* [SUPPLIED INFORMATION]:
──────────────────────────────

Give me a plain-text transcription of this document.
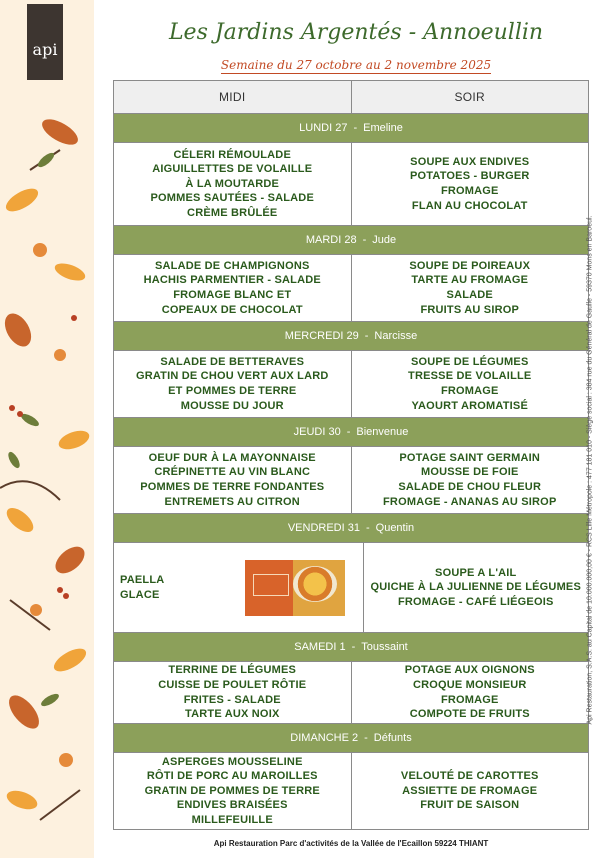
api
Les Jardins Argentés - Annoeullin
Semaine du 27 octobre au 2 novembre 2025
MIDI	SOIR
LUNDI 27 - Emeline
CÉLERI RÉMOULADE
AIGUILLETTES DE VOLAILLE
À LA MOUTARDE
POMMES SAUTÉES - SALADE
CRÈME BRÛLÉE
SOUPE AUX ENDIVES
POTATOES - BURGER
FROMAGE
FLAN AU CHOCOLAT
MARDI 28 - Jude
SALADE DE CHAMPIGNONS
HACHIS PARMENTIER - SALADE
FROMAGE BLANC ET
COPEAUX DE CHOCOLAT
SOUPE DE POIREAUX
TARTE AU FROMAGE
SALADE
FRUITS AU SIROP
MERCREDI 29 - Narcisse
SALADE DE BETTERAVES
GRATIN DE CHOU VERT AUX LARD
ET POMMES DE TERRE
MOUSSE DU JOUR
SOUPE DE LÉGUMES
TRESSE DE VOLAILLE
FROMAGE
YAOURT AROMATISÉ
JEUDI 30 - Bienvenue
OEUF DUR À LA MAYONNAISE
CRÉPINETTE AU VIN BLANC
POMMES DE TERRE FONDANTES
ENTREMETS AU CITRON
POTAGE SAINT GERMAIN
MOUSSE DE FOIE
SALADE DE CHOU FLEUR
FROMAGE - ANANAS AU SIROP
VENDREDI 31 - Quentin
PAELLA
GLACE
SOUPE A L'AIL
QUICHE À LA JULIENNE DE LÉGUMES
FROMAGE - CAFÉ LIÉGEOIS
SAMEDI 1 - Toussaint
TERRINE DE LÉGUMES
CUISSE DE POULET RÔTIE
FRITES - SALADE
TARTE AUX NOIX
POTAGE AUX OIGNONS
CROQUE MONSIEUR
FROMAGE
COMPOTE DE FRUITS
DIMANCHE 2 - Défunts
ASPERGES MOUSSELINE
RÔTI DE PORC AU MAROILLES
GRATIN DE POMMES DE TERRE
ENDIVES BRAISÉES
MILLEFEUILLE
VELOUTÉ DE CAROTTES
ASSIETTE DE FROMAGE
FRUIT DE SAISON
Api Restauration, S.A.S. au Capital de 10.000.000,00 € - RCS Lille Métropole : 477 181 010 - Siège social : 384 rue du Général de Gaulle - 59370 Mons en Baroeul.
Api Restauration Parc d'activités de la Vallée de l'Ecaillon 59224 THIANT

──────────────────────────────

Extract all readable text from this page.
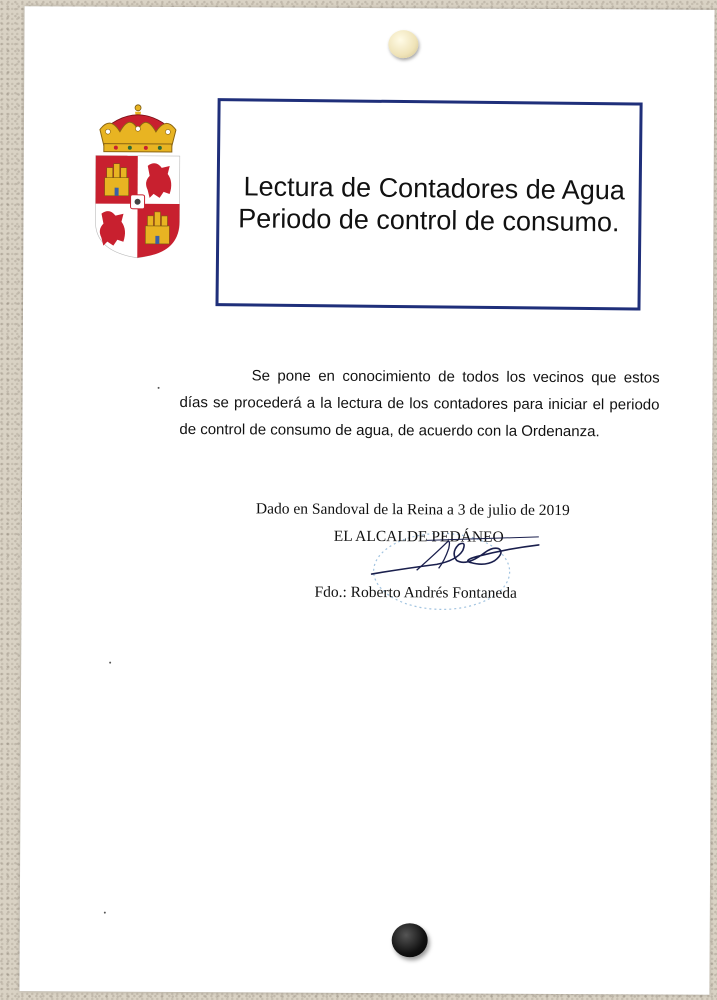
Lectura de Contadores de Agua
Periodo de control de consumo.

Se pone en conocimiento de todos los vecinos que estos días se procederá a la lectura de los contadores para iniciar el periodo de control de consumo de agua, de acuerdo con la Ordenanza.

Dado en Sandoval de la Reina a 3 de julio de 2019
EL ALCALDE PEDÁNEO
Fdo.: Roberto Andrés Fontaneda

──────────────────────────────

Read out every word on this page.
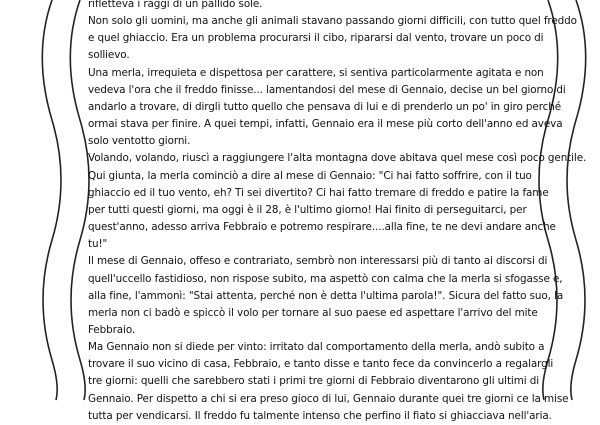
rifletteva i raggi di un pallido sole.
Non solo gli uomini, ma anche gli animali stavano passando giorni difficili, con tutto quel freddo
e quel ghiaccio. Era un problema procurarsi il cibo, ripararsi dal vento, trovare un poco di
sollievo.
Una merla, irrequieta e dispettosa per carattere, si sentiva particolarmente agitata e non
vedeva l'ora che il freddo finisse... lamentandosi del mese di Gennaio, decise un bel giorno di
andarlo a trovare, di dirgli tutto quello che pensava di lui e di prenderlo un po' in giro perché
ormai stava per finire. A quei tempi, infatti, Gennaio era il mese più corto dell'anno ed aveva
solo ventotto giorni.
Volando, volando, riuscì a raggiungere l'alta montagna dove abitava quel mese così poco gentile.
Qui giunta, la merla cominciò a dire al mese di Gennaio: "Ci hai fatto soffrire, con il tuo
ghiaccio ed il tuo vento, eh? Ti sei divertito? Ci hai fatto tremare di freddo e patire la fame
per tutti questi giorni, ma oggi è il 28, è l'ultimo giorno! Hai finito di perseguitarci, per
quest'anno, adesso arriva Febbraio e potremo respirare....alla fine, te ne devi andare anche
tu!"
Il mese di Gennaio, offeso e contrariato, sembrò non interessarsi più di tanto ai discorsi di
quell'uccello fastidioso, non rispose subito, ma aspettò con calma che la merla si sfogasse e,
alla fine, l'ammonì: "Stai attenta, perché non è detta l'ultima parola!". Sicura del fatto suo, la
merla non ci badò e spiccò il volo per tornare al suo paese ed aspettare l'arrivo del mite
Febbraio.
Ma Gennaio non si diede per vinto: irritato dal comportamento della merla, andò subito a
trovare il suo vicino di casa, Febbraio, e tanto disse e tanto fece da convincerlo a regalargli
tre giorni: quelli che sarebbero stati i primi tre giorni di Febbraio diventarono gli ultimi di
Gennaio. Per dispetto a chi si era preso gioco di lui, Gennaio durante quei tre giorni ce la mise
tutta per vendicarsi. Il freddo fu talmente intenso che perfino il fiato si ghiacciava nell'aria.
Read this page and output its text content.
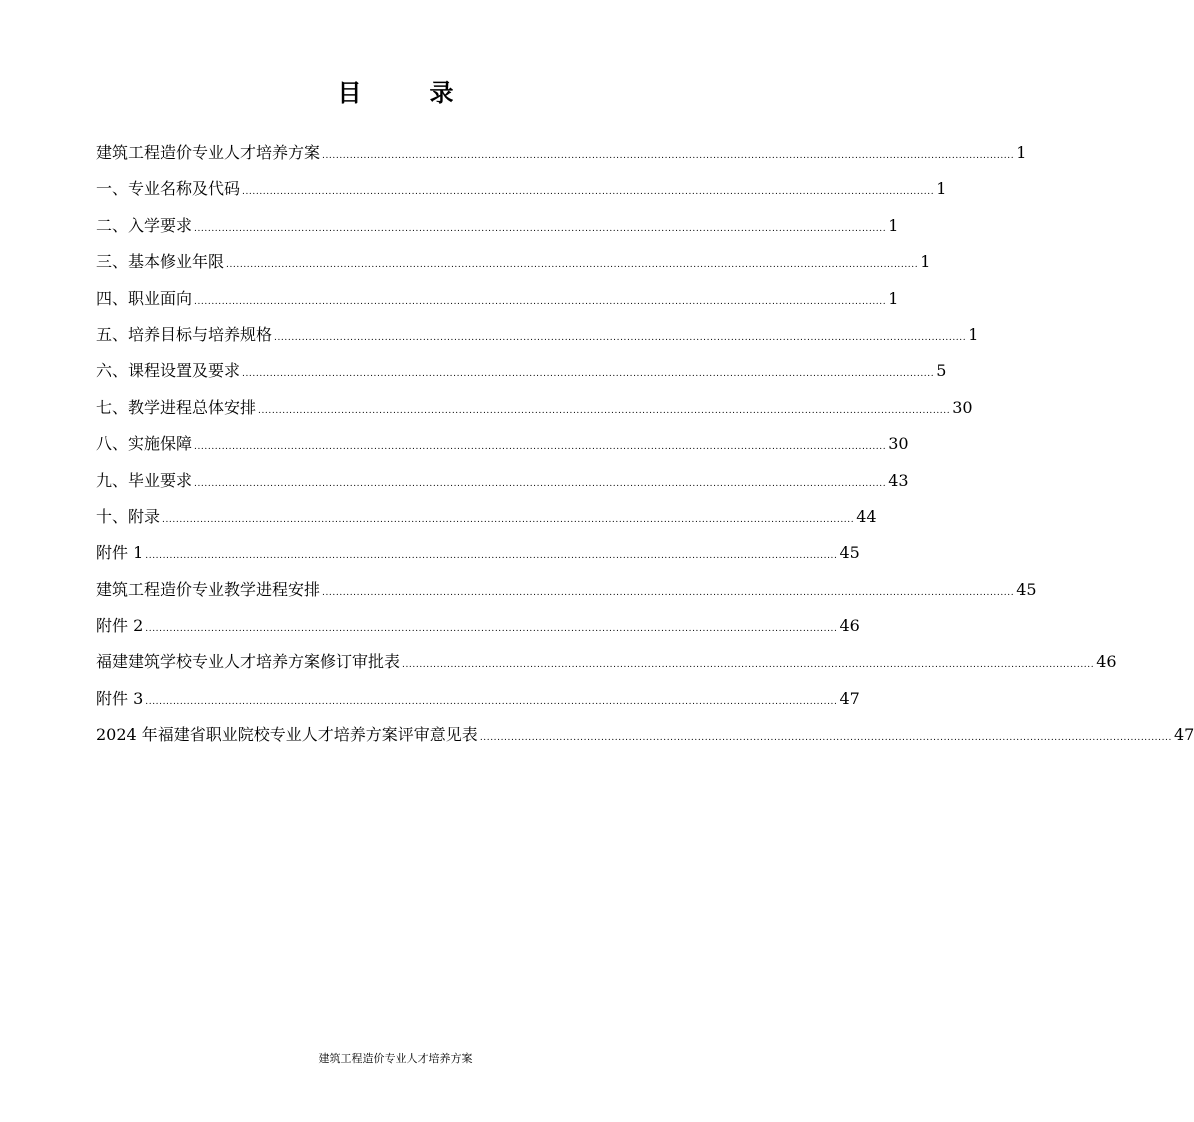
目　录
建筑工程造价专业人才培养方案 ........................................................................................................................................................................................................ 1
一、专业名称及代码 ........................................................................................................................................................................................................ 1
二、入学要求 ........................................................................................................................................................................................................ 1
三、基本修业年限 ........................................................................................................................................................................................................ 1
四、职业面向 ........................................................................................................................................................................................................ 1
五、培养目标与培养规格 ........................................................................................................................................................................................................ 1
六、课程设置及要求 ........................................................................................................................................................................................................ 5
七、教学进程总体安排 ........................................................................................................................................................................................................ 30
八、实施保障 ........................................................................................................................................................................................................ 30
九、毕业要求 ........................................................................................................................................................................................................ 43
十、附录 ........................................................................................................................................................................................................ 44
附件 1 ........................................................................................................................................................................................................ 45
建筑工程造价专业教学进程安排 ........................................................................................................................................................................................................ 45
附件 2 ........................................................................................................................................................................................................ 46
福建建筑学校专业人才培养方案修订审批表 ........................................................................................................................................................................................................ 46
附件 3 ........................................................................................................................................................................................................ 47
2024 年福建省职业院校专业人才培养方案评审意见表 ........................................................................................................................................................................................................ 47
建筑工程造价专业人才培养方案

──────────────────────────────

* [WHAT IS ASKED]: Extract each line from the entries above that contains the string "tutto".

* [OUTPUT FOR THIS TASK]:
Non solo gli uomini, ma anche gli animali stavano passando giorni difficili, con tutto quel freddo
andarlo a trovare, di dirgli tutto quello che pensava di lui e di prenderlo un po' in giro perché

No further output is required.